"""
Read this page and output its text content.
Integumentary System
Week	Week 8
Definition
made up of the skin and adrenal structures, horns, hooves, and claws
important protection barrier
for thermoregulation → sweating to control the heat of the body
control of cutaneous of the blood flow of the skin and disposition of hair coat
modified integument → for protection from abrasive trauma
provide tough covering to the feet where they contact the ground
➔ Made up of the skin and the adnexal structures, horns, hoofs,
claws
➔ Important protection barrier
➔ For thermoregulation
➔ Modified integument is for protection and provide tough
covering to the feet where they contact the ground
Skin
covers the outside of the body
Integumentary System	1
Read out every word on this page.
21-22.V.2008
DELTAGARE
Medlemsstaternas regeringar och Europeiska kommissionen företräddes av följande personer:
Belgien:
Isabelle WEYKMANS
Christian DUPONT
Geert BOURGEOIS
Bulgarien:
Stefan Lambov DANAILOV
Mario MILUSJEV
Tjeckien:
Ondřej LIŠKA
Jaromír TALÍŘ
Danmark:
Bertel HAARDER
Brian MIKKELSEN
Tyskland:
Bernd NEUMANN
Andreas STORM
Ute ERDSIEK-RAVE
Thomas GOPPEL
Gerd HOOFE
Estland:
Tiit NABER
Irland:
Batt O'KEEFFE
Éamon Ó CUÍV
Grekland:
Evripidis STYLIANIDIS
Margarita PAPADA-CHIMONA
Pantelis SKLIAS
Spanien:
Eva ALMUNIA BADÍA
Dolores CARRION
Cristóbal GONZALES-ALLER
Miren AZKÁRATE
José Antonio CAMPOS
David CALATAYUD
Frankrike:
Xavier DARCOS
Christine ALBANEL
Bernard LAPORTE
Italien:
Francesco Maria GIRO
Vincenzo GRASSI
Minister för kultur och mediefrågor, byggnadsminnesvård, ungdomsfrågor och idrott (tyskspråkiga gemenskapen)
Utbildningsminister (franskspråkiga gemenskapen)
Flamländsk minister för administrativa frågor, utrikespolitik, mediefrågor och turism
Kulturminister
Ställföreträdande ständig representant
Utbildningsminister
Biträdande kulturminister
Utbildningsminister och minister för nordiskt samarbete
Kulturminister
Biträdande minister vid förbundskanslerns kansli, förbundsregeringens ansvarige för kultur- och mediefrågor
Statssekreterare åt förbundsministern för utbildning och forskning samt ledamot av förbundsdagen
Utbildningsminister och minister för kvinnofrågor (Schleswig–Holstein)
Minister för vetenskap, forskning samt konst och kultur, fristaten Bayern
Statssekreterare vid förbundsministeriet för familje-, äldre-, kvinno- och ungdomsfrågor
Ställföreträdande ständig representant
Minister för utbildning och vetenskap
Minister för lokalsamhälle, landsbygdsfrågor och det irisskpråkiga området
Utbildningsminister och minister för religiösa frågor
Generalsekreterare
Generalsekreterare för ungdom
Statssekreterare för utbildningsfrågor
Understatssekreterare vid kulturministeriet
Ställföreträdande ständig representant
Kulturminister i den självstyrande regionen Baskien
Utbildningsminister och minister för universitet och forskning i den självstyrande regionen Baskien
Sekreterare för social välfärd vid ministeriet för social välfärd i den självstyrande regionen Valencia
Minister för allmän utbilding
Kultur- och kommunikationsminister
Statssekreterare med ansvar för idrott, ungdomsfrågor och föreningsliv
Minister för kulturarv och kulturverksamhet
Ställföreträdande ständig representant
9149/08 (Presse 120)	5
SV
"""
■ **Exercise requirements**
Transcribe the entire listing above precisely.

■ **Right answer**
Read this page and output its text content.
Integumentary System
Week	Week 8
Definition
made up of the skin and adrenal structures, horns, hooves, and claws
important protection barrier
for thermoregulation → sweating to control the heat of the body
control of cutaneous of the blood flow of the skin and disposition of hair coat
modified integument → for protection from abrasive trauma
provide tough covering to the feet where they contact the ground
➔ Made up of the skin and the adnexal structures, horns, hoofs,
claws
➔ Important protection barrier
➔ For thermoregulation
➔ Modified integument is for protection and provide tough
covering to the feet where they contact the ground
Skin
covers the outside of the body
Integumentary System	1
Read out every word on this page.
21-22.V.2008
DELTAGARE
Medlemsstaternas regeringar och Europeiska kommissionen företräddes av följande personer:
Belgien:
Isabelle WEYKMANS
Christian DUPONT
Geert BOURGEOIS
Bulgarien:
Stefan Lambov DANAILOV
Mario MILUSJEV
Tjeckien:
Ondřej LIŠKA
Jaromír TALÍŘ
Danmark:
Bertel HAARDER
Brian MIKKELSEN
Tyskland:
Bernd NEUMANN
Andreas STORM
Ute ERDSIEK-RAVE
Thomas GOPPEL
Gerd HOOFE
Estland:
Tiit NABER
Irland:
Batt O'KEEFFE
Éamon Ó CUÍV
Grekland:
Evripidis STYLIANIDIS
Margarita PAPADA-CHIMONA
Pantelis SKLIAS
Spanien:
Eva ALMUNIA BADÍA
Dolores CARRION
Cristóbal GONZALES-ALLER
Miren AZKÁRATE
José Antonio CAMPOS
David CALATAYUD
Frankrike:
Xavier DARCOS
Christine ALBANEL
Bernard LAPORTE
Italien:
Francesco Maria GIRO
Vincenzo GRASSI
Minister för kultur och mediefrågor, byggnadsminnesvård, ungdomsfrågor och idrott (tyskspråkiga gemenskapen)
Utbildningsminister (franskspråkiga gemenskapen)
Flamländsk minister för administrativa frågor, utrikespolitik, mediefrågor och turism
Kulturminister
Ställföreträdande ständig representant
Utbildningsminister
Biträdande kulturminister
Utbildningsminister och minister för nordiskt samarbete
Kulturminister
Biträdande minister vid förbundskanslerns kansli, förbundsregeringens ansvarige för kultur- och mediefrågor
Statssekreterare åt förbundsministern för utbildning och forskning samt ledamot av förbundsdagen
Utbildningsminister och minister för kvinnofrågor (Schleswig–Holstein)
Minister för vetenskap, forskning samt konst och kultur, fristaten Bayern
Statssekreterare vid förbundsministeriet för familje-, äldre-, kvinno- och ungdomsfrågor
Ställföreträdande ständig representant
Minister för utbildning och vetenskap
Minister för lokalsamhälle, landsbygdsfrågor och det irisskpråkiga området
Utbildningsminister och minister för religiösa frågor
Generalsekreterare
Generalsekreterare för ungdom
Statssekreterare för utbildningsfrågor
Understatssekreterare vid kulturministeriet
Ställföreträdande ständig representant
Kulturminister i den självstyrande regionen Baskien
Utbildningsminister och minister för universitet och forskning i den självstyrande regionen Baskien
Sekreterare för social välfärd vid ministeriet för social välfärd i den självstyrande regionen Valencia
Minister för allmän utbilding
Kultur- och kommunikationsminister
Statssekreterare med ansvar för idrott, ungdomsfrågor och föreningsliv
Minister för kulturarv och kulturverksamhet
Ställföreträdande ständig representant
9149/08 (Presse 120)	5
SV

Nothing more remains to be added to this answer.